**PROVIDED DATA:**
------------------------

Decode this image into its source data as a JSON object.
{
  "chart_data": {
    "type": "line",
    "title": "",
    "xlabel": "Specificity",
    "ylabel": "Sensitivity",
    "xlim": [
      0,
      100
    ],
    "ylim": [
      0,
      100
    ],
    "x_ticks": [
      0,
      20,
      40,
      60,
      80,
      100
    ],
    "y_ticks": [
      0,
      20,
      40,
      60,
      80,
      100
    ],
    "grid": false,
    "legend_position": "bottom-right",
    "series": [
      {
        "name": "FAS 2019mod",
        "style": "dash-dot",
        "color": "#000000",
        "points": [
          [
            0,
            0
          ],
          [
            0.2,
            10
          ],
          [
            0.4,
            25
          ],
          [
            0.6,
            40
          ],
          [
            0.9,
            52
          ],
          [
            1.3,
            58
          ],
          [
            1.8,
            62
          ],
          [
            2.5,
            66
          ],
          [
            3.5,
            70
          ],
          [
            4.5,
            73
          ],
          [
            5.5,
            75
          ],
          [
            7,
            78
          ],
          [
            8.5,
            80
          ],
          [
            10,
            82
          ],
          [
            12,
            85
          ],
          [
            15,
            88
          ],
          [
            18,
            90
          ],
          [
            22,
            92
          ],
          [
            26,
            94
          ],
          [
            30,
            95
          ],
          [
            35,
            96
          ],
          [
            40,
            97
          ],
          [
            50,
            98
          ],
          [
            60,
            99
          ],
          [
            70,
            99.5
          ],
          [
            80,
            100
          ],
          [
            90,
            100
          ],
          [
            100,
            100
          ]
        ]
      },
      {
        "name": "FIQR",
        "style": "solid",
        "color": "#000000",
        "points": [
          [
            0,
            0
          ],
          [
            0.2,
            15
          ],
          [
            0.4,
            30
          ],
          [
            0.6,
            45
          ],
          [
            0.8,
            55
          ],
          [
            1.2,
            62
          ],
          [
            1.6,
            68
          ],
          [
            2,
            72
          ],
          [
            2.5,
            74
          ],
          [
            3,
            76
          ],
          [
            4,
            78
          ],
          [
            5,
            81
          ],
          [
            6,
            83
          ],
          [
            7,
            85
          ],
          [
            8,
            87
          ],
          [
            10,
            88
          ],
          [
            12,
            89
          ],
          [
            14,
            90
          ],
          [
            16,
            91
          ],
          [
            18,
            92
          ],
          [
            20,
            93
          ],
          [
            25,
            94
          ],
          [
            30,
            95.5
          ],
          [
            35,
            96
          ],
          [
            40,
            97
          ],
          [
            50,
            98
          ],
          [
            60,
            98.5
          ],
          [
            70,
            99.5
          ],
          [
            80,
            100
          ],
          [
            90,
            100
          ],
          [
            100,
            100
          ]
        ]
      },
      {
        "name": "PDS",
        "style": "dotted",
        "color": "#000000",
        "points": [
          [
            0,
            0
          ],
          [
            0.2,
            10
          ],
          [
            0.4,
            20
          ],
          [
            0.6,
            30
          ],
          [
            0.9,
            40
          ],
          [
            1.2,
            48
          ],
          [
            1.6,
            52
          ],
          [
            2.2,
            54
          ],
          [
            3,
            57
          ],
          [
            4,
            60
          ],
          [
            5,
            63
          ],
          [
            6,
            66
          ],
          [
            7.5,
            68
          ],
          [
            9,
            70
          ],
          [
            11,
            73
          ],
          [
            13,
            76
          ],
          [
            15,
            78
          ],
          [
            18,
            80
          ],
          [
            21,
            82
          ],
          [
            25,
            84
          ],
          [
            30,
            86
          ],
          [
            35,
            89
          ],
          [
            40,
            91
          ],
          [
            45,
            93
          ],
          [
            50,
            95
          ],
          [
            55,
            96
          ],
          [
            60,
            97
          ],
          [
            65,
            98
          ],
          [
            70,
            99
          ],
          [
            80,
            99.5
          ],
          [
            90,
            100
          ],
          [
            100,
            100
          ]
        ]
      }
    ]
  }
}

------------------------

Restate each record exactly as written.

Decode this image into its source data as a JSON object.
{
  "chart_data": {
    "type": "line",
    "title": "",
    "xlabel": "Specificity",
    "ylabel": "Sensitivity",
    "xlim": [
      0,
      100
    ],
    "ylim": [
      0,
      100
    ],
    "x_ticks": [
      0,
      20,
      40,
      60,
      80,
      100
    ],
    "y_ticks": [
      0,
      20,
      40,
      60,
      80,
      100
    ],
    "grid": false,
    "legend_position": "bottom-right",
    "series": [
      {
        "name": "FAS 2019mod",
        "style": "dash-dot",
        "color": "#000000",
        "points": [
          [
            0,
            0
          ],
          [
            0.2,
            10
          ],
          [
            0.4,
            25
          ],
          [
            0.6,
            40
          ],
          [
            0.9,
            52
          ],
          [
            1.3,
            58
          ],
          [
            1.8,
            62
          ],
          [
            2.5,
            66
          ],
          [
            3.5,
            70
          ],
          [
            4.5,
            73
          ],
          [
            5.5,
            75
          ],
          [
            7,
            78
          ],
          [
            8.5,
            80
          ],
          [
            10,
            82
          ],
          [
            12,
            85
          ],
          [
            15,
            88
          ],
          [
            18,
            90
          ],
          [
            22,
            92
          ],
          [
            26,
            94
          ],
          [
            30,
            95
          ],
          [
            35,
            96
          ],
          [
            40,
            97
          ],
          [
            50,
            98
          ],
          [
            60,
            99
          ],
          [
            70,
            99.5
          ],
          [
            80,
            100
          ],
          [
            90,
            100
          ],
          [
            100,
            100
          ]
        ]
      },
      {
        "name": "FIQR",
        "style": "solid",
        "color": "#000000",
        "points": [
          [
            0,
            0
          ],
          [
            0.2,
            15
          ],
          [
            0.4,
            30
          ],
          [
            0.6,
            45
          ],
          [
            0.8,
            55
          ],
          [
            1.2,
            62
          ],
          [
            1.6,
            68
          ],
          [
            2,
            72
          ],
          [
            2.5,
            74
          ],
          [
            3,
            76
          ],
          [
            4,
            78
          ],
          [
            5,
            81
          ],
          [
            6,
            83
          ],
          [
            7,
            85
          ],
          [
            8,
            87
          ],
          [
            10,
            88
          ],
          [
            12,
            89
          ],
          [
            14,
            90
          ],
          [
            16,
            91
          ],
          [
            18,
            92
          ],
          [
            20,
            93
          ],
          [
            25,
            94
          ],
          [
            30,
            95.5
          ],
          [
            35,
            96
          ],
          [
            40,
            97
          ],
          [
            50,
            98
          ],
          [
            60,
            98.5
          ],
          [
            70,
            99.5
          ],
          [
            80,
            100
          ],
          [
            90,
            100
          ],
          [
            100,
            100
          ]
        ]
      },
      {
        "name": "PDS",
        "style": "dotted",
        "color": "#000000",
        "points": [
          [
            0,
            0
          ],
          [
            0.2,
            10
          ],
          [
            0.4,
            20
          ],
          [
            0.6,
            30
          ],
          [
            0.9,
            40
          ],
          [
            1.2,
            48
          ],
          [
            1.6,
            52
          ],
          [
            2.2,
            54
          ],
          [
            3,
            57
          ],
          [
            4,
            60
          ],
          [
            5,
            63
          ],
          [
            6,
            66
          ],
          [
            7.5,
            68
          ],
          [
            9,
            70
          ],
          [
            11,
            73
          ],
          [
            13,
            76
          ],
          [
            15,
            78
          ],
          [
            18,
            80
          ],
          [
            21,
            82
          ],
          [
            25,
            84
          ],
          [
            30,
            86
          ],
          [
            35,
            89
          ],
          [
            40,
            91
          ],
          [
            45,
            93
          ],
          [
            50,
            95
          ],
          [
            55,
            96
          ],
          [
            60,
            97
          ],
          [
            65,
            98
          ],
          [
            70,
            99
          ],
          [
            80,
            99.5
          ],
          [
            90,
            100
          ],
          [
            100,
            100
          ]
        ]
      }
    ]
  }
}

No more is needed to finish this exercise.